======== Исходный текст ========

Я стал решительно отказываться, покраснел и набычился, стараясь объяснить, что отдать долг мне будет нечем еще долгое время.

– Ничего отдавать не надо, – возразил Игорь Евгеньевич. – Да я у вас и не возьму этих денег. Мы устроим всё иначе. Видите ли, когда я был студентом, я дважды проиграл большие деньги в преферанс. Спас меня мой учитель (и Игорь Евгеньевич показал рукой на большой портрет, висевший над его столом справа) – Леонид Исаакович Мандельштам. Он оба раза давал мне деньги, чтобы я просуществовал, а назад их не брал, говоря, что когда я стану профессором, я должен буду таким же образом поддерживать моих студентов, объясняя им цепочку в этой эстафете помощи. Так что, когда, Валера, вы станете профессором, вы будете помогать своим студентам, рассказывая, откуда взялась эта помощь. Берите деньги и бегом в магазин.

======== Данные для просмотра ========

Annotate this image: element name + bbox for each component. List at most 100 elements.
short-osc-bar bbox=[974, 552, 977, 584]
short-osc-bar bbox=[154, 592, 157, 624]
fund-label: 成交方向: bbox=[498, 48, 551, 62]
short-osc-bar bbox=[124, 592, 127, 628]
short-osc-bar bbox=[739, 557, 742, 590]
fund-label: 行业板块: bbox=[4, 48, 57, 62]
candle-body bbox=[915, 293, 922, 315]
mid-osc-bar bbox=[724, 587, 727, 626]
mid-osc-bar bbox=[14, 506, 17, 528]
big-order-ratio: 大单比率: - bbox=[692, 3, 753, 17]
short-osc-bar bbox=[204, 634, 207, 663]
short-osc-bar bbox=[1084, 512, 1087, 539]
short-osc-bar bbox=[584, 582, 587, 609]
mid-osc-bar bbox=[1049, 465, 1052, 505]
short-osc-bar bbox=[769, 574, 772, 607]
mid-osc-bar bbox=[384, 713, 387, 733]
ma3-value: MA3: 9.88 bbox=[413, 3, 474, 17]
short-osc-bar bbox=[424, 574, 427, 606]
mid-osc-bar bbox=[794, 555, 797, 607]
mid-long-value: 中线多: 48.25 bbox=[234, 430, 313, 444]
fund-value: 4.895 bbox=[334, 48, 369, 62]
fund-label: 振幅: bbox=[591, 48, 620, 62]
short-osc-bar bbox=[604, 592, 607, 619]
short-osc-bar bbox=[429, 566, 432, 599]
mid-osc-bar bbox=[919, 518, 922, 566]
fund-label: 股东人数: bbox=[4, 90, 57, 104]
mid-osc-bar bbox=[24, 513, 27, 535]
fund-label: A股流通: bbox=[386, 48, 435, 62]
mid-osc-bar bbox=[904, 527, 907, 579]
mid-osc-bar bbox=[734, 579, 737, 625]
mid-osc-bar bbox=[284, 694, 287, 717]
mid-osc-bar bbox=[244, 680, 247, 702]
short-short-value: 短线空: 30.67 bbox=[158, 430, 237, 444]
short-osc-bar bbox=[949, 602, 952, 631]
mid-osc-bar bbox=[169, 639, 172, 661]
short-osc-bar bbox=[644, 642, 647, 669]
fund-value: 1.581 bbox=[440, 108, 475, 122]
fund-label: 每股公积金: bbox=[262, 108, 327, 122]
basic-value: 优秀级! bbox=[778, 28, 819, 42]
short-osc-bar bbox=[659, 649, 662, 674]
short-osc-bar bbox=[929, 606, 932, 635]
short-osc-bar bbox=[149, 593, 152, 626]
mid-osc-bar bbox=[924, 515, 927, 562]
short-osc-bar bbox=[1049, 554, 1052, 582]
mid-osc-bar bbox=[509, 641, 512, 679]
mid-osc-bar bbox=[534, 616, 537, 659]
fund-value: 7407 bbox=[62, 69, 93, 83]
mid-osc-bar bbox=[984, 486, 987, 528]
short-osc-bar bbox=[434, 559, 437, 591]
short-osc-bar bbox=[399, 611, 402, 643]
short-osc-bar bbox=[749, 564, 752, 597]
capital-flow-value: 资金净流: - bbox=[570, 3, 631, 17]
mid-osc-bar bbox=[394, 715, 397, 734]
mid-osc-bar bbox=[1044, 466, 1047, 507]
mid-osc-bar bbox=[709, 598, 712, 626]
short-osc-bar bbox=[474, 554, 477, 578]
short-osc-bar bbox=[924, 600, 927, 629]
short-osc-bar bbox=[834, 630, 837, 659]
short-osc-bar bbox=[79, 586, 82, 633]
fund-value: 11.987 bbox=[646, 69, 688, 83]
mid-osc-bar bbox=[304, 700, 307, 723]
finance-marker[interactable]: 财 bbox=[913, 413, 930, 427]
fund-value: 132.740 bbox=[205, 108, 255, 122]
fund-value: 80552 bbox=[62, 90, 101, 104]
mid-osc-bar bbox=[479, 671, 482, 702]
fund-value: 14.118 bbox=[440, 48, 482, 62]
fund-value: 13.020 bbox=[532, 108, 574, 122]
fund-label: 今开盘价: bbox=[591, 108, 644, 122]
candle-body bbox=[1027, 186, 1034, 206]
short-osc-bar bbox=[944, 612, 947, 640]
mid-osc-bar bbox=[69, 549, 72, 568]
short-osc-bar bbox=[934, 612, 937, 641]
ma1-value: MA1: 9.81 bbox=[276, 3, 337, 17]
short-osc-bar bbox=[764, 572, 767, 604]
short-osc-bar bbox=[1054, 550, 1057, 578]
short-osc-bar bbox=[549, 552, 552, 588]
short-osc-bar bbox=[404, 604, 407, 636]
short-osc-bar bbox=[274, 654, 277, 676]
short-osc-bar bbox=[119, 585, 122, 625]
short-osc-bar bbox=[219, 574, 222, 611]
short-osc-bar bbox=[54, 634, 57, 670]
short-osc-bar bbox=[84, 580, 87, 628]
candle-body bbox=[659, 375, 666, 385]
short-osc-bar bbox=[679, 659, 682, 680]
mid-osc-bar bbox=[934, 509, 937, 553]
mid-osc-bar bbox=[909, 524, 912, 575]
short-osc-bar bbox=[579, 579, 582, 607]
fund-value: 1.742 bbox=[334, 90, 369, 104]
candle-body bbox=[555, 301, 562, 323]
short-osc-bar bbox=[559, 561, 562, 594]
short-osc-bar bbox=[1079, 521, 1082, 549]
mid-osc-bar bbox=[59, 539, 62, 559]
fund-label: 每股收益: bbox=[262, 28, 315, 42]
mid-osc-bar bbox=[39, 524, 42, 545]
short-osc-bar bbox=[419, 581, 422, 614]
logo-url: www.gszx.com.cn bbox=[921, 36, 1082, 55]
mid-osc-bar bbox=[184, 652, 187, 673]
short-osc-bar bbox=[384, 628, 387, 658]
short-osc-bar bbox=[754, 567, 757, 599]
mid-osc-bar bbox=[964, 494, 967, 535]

========

Набор заданий:
a. Соответствуют ли исходному тексту утверждения (i), (ii) и (iii)? На каждое ответьте «да» или «нет» и приведите решающие слова текста в точной цитате.
(i) Будучи студентом, Игорь Евгеньевич дважды проиграл большие деньги в преферанс.
(ii) Леонид Исаакович Мандельштам потребовал вернуть ему деньги.
(iii) Портрет Мандельштама висел над столом слева.
b. Перескажите абзац исходного текста, начинающийся словами «– Ничего отдавать не надо», в виде краткого списка, сохранив главные факты.
c. Продолжите исходный текст, начав сразу после фразы «Берите деньги и бегом в магазин».
Пункты к этой работе отношения не имеют.

Ответы по номерам:
a.
(i) Да: «когда я был студентом, я дважды проиграл большие деньги в преферанс».
(ii) Нет: «а назад их не брал».
(iii) Нет: «висевший над его столом справа».

b.
- Игорь Евгеньевич отказывается брать деньги назад и предлагает устроить всё иначе.
- Студентом он дважды проиграл большие деньги в преферанс.
- Оба раза его спас учитель, Леонид Исаакович Мандельштам, чей портрет висел над столом справа.
- Мандельштам давал деньги, назад их не брал и велел, став профессором, так же поддерживать своих студентов, объясняя им цепочку этой эстафеты помощи.
- Игорь Евгеньевич просит Валеру, когда тот станет профессором, так же помогать своим студентам и рассказывать, откуда взялась эта помощь.
- Он велит взять деньги и бежать в магазин.

c.
Подумать в те годы, что когда-то я смогу стать профессором, я просто не смел, до такой степени нахальства мои мечты не доходили, но тон речей Игоря Евгеньевича был решительным, и мне пришлось и деньги взять, и ботинки купить. Всё оказалось точно так, как говорил Тамм, – на средней полке, по центру, стояли ботинки стоимостью в 550 рублей, мой размер нашелся, хотя одно унижение пришлось перенести: когда я снял боты, предательская дыра на пятке одного из мокрых носков заблистала, магазинчик был малюсеньким, я своим видом заслужить доверия у продавца не мог, и он презрительно усмехнулся, увидя мое смущение. Но так или иначе первая шикарная вещь в моей жизни появилась. Забегая вперед, надо заметить, что сноса этим ботинкам не было. Я ходил в них лет 15, и лишь каучуковая подошва как-то расплющилась и почернела. Но на этом примере я понял, что иногда не грех уплатить больше, но получить качественную вещь, которая прослужит много дольше, чем какие-нибудь «скороходы на рыбьем меху», которые через год нужно будет выбрасывать и заменять новыми.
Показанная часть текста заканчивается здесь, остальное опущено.